■ GIVEN TASK ■
Go through the lines below. Copy those with "ensuite".

■ DATASET EXTRACT ■
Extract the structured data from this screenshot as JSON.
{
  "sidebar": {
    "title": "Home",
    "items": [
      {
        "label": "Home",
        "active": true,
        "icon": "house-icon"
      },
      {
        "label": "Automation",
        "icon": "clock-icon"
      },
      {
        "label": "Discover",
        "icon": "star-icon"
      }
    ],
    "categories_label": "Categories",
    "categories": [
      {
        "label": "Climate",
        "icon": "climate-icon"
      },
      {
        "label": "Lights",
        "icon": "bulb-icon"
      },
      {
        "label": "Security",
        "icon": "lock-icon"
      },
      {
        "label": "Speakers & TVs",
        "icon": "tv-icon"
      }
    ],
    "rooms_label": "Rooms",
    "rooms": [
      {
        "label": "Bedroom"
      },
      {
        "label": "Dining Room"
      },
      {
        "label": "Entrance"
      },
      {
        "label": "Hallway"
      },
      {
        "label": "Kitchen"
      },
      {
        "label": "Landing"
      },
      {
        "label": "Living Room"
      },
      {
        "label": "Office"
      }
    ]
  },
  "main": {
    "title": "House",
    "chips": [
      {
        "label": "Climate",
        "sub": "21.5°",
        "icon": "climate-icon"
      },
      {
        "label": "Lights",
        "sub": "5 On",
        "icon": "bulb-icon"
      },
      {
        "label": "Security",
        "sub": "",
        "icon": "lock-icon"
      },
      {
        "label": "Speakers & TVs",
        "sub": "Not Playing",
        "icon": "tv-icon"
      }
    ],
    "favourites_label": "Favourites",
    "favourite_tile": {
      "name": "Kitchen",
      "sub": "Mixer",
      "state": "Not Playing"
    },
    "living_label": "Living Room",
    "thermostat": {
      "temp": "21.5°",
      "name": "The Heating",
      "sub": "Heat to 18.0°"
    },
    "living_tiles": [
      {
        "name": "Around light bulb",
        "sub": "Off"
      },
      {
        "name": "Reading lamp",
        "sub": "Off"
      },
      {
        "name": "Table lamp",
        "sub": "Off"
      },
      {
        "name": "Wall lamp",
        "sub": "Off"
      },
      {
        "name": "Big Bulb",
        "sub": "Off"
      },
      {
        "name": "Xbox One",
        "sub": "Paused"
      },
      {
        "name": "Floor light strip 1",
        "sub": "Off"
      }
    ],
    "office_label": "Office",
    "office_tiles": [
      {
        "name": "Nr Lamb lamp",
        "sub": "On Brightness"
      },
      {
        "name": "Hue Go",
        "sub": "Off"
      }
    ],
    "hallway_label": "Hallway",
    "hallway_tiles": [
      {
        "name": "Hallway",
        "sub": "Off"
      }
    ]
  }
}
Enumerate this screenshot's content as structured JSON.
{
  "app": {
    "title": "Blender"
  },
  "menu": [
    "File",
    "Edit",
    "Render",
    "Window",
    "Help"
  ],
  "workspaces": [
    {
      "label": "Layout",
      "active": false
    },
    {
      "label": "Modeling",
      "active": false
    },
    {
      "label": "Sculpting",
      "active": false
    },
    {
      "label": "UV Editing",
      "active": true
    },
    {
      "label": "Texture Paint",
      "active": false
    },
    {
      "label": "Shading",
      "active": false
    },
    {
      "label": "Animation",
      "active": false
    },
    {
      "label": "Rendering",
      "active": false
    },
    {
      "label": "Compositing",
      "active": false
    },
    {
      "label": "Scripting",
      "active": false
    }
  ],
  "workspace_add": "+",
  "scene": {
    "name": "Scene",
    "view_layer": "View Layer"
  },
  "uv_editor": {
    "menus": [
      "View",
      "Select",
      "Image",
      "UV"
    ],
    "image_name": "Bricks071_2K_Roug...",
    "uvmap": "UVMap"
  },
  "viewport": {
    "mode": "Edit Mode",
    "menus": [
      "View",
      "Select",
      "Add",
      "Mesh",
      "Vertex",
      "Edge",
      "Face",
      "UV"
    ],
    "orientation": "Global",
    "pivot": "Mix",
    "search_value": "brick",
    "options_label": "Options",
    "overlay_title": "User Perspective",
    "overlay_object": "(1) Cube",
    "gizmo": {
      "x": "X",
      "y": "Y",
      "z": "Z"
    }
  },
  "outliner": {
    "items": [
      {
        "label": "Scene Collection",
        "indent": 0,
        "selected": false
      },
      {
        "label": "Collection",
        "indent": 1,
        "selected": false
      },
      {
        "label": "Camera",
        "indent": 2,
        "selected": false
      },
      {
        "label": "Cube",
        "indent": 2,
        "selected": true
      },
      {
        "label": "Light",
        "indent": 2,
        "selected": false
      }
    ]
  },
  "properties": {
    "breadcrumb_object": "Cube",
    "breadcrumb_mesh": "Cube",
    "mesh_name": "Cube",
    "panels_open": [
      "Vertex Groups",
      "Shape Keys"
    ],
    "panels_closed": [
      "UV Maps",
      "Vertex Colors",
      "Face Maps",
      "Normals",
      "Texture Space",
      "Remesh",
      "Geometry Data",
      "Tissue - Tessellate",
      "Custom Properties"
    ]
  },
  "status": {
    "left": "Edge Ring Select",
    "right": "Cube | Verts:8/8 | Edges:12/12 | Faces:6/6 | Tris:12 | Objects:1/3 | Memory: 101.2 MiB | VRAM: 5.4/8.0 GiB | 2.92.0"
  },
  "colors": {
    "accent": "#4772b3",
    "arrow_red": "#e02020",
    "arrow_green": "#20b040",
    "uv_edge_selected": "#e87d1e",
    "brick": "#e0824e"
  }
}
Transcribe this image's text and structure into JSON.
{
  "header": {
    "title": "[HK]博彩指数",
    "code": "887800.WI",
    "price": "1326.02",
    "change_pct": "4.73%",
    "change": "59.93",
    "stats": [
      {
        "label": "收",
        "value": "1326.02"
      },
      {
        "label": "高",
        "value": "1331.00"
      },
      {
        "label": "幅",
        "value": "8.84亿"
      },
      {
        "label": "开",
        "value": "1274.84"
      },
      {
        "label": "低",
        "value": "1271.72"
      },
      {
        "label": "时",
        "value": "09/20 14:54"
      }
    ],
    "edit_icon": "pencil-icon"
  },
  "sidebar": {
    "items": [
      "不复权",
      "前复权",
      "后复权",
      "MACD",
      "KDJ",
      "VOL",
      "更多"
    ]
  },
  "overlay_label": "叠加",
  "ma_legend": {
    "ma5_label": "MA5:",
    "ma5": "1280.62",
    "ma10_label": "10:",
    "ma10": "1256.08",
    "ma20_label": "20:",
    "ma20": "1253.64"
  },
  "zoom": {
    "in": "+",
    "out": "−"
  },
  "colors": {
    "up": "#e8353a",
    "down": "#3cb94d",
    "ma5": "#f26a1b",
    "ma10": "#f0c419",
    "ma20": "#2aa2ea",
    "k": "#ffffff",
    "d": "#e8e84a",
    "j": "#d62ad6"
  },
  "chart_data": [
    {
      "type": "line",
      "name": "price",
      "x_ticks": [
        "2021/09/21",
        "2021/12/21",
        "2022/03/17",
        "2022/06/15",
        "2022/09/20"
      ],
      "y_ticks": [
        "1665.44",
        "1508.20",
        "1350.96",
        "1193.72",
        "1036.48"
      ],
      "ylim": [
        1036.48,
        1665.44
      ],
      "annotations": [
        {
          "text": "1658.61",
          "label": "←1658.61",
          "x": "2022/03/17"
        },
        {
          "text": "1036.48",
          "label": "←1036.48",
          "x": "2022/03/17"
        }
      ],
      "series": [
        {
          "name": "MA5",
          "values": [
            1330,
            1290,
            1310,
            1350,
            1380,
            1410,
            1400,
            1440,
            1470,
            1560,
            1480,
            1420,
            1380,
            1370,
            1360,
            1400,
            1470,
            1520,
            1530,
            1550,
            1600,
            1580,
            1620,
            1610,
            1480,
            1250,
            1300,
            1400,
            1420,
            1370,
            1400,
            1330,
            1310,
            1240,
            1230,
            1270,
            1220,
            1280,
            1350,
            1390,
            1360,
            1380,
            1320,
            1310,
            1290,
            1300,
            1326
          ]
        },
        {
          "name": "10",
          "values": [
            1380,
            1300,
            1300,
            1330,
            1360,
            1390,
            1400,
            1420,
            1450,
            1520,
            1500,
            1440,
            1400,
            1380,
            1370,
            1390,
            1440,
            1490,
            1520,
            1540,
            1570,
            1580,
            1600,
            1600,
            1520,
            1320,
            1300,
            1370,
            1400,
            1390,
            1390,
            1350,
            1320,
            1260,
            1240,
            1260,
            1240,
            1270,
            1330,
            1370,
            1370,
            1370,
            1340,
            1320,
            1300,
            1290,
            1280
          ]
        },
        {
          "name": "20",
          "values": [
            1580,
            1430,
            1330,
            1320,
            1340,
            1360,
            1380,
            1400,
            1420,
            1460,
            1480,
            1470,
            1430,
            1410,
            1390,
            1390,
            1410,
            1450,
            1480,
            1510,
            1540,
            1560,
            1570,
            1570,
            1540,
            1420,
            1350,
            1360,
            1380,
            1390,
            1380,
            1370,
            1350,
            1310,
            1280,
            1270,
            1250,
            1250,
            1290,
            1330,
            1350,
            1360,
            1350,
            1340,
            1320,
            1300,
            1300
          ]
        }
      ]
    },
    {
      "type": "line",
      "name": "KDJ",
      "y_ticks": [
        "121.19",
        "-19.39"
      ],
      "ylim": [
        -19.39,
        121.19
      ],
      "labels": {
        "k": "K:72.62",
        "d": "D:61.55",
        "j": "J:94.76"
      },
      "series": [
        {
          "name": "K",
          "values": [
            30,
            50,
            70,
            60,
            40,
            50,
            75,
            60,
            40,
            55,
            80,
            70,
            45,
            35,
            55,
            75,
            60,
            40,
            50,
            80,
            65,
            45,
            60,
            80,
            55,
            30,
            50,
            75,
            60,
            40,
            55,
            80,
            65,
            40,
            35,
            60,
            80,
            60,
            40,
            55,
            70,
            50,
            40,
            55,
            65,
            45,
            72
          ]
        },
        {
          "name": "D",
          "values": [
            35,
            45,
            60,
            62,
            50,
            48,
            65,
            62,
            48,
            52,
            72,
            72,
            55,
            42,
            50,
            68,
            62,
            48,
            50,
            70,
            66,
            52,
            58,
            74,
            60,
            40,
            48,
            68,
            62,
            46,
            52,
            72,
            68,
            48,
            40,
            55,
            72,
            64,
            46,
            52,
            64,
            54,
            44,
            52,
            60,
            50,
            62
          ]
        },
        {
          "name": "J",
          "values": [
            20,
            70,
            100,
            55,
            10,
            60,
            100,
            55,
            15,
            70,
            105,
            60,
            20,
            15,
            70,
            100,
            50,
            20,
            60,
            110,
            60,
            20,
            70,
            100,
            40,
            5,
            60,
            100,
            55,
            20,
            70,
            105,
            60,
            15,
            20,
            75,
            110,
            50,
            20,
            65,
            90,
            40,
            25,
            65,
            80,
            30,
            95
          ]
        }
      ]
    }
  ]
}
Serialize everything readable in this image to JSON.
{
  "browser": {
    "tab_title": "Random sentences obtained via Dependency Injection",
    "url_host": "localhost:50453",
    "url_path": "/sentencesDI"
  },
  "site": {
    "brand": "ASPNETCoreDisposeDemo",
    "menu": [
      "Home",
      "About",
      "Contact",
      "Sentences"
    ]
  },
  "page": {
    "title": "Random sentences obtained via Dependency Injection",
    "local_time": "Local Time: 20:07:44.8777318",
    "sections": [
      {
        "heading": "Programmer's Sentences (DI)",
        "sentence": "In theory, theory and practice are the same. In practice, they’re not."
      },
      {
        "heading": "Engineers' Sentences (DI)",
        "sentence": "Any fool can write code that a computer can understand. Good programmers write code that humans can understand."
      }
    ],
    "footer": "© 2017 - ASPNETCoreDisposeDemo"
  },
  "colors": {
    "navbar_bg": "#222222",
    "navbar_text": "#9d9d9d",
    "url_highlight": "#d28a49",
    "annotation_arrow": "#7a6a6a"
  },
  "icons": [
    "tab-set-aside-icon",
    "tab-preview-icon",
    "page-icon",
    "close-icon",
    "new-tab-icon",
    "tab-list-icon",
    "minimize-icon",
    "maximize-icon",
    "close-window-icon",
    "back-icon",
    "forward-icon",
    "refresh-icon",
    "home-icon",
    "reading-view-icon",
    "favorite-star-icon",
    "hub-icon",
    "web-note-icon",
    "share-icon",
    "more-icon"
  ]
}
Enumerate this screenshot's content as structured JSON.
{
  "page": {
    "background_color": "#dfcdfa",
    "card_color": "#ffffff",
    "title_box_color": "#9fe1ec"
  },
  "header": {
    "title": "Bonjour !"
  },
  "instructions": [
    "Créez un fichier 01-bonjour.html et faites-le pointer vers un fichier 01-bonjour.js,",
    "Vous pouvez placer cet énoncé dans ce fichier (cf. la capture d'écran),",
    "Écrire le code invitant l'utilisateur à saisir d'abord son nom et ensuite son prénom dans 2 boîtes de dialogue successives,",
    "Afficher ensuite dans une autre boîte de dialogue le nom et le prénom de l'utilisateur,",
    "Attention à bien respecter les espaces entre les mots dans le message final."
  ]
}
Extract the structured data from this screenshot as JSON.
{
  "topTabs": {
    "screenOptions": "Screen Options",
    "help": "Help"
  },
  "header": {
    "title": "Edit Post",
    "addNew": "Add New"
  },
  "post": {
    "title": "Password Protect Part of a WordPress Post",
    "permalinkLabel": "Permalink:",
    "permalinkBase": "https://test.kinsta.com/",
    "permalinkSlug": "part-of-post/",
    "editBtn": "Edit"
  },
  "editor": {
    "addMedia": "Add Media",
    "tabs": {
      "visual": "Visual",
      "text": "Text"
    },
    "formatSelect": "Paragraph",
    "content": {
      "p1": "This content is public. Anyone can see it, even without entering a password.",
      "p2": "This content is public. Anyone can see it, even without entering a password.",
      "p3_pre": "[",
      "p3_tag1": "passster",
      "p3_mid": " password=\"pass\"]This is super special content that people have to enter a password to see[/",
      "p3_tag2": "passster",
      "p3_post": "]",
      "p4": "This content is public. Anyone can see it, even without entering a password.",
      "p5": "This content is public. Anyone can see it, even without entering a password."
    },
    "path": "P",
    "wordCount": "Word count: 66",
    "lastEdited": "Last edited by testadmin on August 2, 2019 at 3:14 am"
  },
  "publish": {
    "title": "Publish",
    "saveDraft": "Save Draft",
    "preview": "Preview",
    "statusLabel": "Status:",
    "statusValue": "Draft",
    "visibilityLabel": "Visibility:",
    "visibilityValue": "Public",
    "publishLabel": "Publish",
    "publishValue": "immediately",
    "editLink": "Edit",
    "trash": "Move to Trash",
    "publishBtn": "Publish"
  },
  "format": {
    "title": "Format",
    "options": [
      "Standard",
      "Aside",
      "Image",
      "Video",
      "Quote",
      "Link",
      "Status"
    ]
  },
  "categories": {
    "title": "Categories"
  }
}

■ CORRECT RESPONSE ■
    "Écrire le code invitant l'utilisateur à saisir d'abord son nom et ensuite son prénom dans 2 boîtes de dialogue successives,",
    "Afficher ensuite dans une autre boîte de dialogue le nom et le prénom de l'utilisateur,",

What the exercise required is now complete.